:: WRITTEN PROBLEM ::
Retype each line of the material exactly, please, skipping any picture in it.

Data entries
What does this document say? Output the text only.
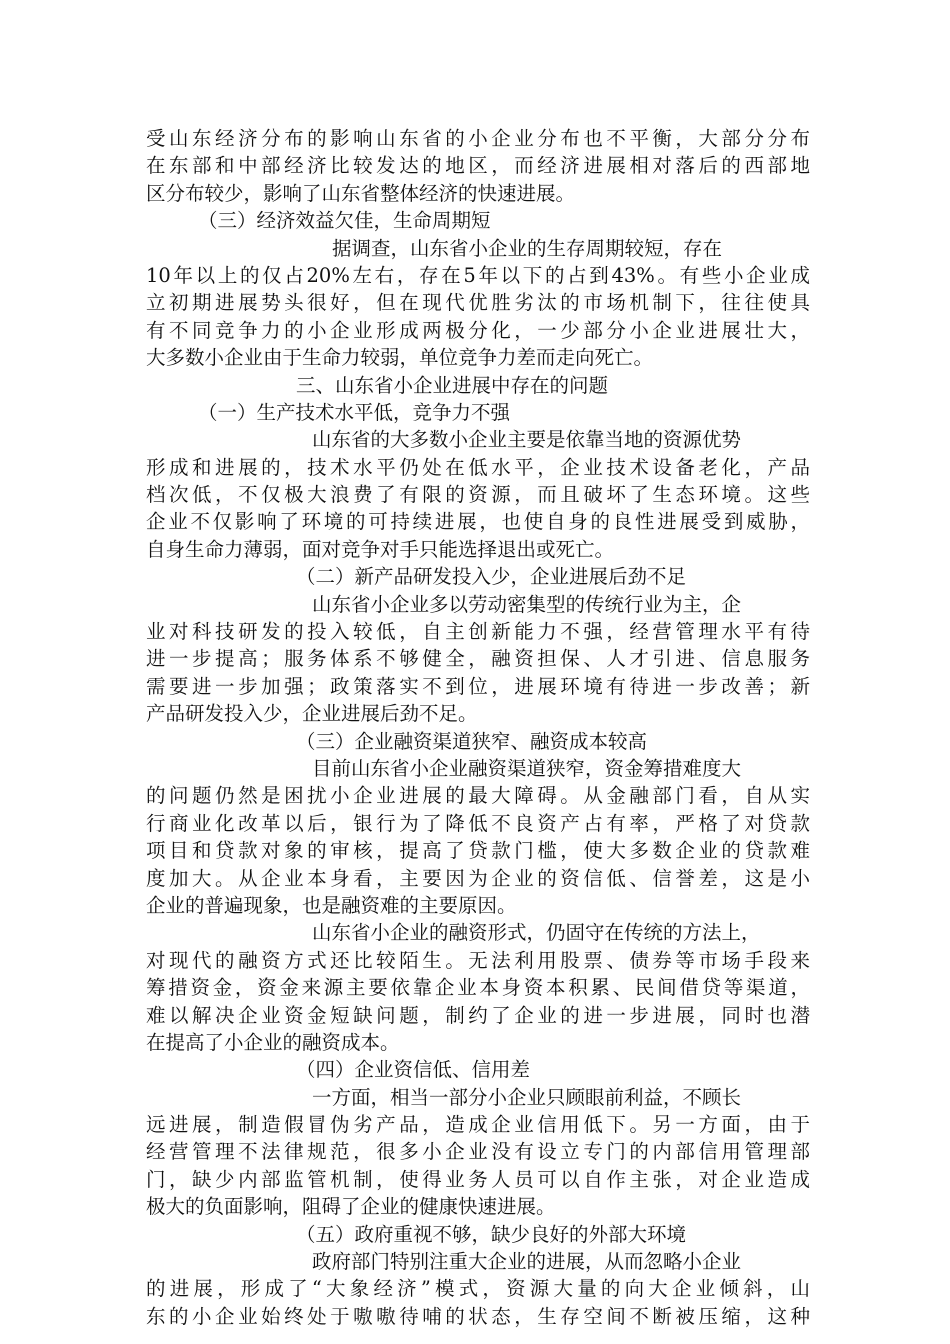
受山东经济分布的影响山东省的小企业分布也不平衡，大部分分布
在东部和中部经济比较发达的地区，而经济进展相对落后的西部地
区分布较少，影响了山东省整体经济的快速进展。
（三）经济效益欠佳，生命周期短
据调查，山东省小企业的生存周期较短，存在
10年以上的仅占20%左右，存在5年以下的占到43%。有些小企业成
立初期进展势头很好，但在现代优胜劣汰的市场机制下，往往使具
有不同竞争力的小企业形成两极分化，一少部分小企业进展壮大，
大多数小企业由于生命力较弱，单位竞争力差而走向死亡。
三、山东省小企业进展中存在的问题
（一）生产技术水平低，竞争力不强
山东省的大多数小企业主要是依靠当地的资源优势
形成和进展的，技术水平仍处在低水平，企业技术设备老化，产品
档次低，不仅极大浪费了有限的资源，而且破坏了生态环境。这些
企业不仅影响了环境的可持续进展，也使自身的良性进展受到威胁，
自身生命力薄弱，面对竞争对手只能选择退出或死亡。
（二）新产品研发投入少，企业进展后劲不足
山东省小企业多以劳动密集型的传统行业为主，企
业对科技研发的投入较低，自主创新能力不强，经营管理水平有待
进一步提高；服务体系不够健全，融资担保、人才引进、信息服务
需要进一步加强；政策落实不到位，进展环境有待进一步改善；新
产品研发投入少，企业进展后劲不足。
（三）企业融资渠道狭窄、融资成本较高
目前山东省小企业融资渠道狭窄，资金筹措难度大
的问题仍然是困扰小企业进展的最大障碍。从金融部门看，自从实
行商业化改革以后，银行为了降低不良资产占有率，严格了对贷款
项目和贷款对象的审核，提高了贷款门槛，使大多数企业的贷款难
度加大。从企业本身看，主要因为企业的资信低、信誉差，这是小
企业的普遍现象，也是融资难的主要原因。
山东省小企业的融资形式，仍固守在传统的方法上，
对现代的融资方式还比较陌生。无法利用股票、债券等市场手段来
筹措资金，资金来源主要依靠企业本身资本积累、民间借贷等渠道，
难以解决企业资金短缺问题，制约了企业的进一步进展，同时也潜
在提高了小企业的融资成本。
（四）企业资信低、信用差
一方面，相当一部分小企业只顾眼前利益，不顾长
远进展，制造假冒伪劣产品，造成企业信用低下。另一方面，由于
经营管理不法律规范，很多小企业没有设立专门的内部信用管理部
门，缺少内部监管机制，使得业务人员可以自作主张，对企业造成
极大的负面影响，阻碍了企业的健康快速进展。
（五）政府重视不够，缺少良好的外部大环境
政府部门特别注重大企业的进展，从而忽略小企业
的进展，形成了“大象经济”模式，资源大量的向大企业倾斜，山
东的小企业始终处于嗷嗷待哺的状态，生存空间不断被压缩，这种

:: EXPECTED ANSWER ::
What does this document say? Output the text only.
受山东经济分布的影响山东省的小企业分布也不平衡，大部分分布
在东部和中部经济比较发达的地区，而经济进展相对落后的西部地
区分布较少，影响了山东省整体经济的快速进展。
（三）经济效益欠佳，生命周期短
据调查，山东省小企业的生存周期较短，存在
10年以上的仅占20%左右，存在5年以下的占到43%。有些小企业成
立初期进展势头很好，但在现代优胜劣汰的市场机制下，往往使具
有不同竞争力的小企业形成两极分化，一少部分小企业进展壮大，
大多数小企业由于生命力较弱，单位竞争力差而走向死亡。
三、山东省小企业进展中存在的问题
（一）生产技术水平低，竞争力不强
山东省的大多数小企业主要是依靠当地的资源优势
形成和进展的，技术水平仍处在低水平，企业技术设备老化，产品
档次低，不仅极大浪费了有限的资源，而且破坏了生态环境。这些
企业不仅影响了环境的可持续进展，也使自身的良性进展受到威胁，
自身生命力薄弱，面对竞争对手只能选择退出或死亡。
（二）新产品研发投入少，企业进展后劲不足
山东省小企业多以劳动密集型的传统行业为主，企
业对科技研发的投入较低，自主创新能力不强，经营管理水平有待
进一步提高；服务体系不够健全，融资担保、人才引进、信息服务
需要进一步加强；政策落实不到位，进展环境有待进一步改善；新
产品研发投入少，企业进展后劲不足。
（三）企业融资渠道狭窄、融资成本较高
目前山东省小企业融资渠道狭窄，资金筹措难度大
的问题仍然是困扰小企业进展的最大障碍。从金融部门看，自从实
行商业化改革以后，银行为了降低不良资产占有率，严格了对贷款
项目和贷款对象的审核，提高了贷款门槛，使大多数企业的贷款难
度加大。从企业本身看，主要因为企业的资信低、信誉差，这是小
企业的普遍现象，也是融资难的主要原因。
山东省小企业的融资形式，仍固守在传统的方法上，
对现代的融资方式还比较陌生。无法利用股票、债券等市场手段来
筹措资金，资金来源主要依靠企业本身资本积累、民间借贷等渠道，
难以解决企业资金短缺问题，制约了企业的进一步进展，同时也潜
在提高了小企业的融资成本。
（四）企业资信低、信用差
一方面，相当一部分小企业只顾眼前利益，不顾长
远进展，制造假冒伪劣产品，造成企业信用低下。另一方面，由于
经营管理不法律规范，很多小企业没有设立专门的内部信用管理部
门，缺少内部监管机制，使得业务人员可以自作主张，对企业造成
极大的负面影响，阻碍了企业的健康快速进展。
（五）政府重视不够，缺少良好的外部大环境
政府部门特别注重大企业的进展，从而忽略小企业
的进展，形成了“大象经济”模式，资源大量的向大企业倾斜，山
东的小企业始终处于嗷嗷待哺的状态，生存空间不断被压缩，这种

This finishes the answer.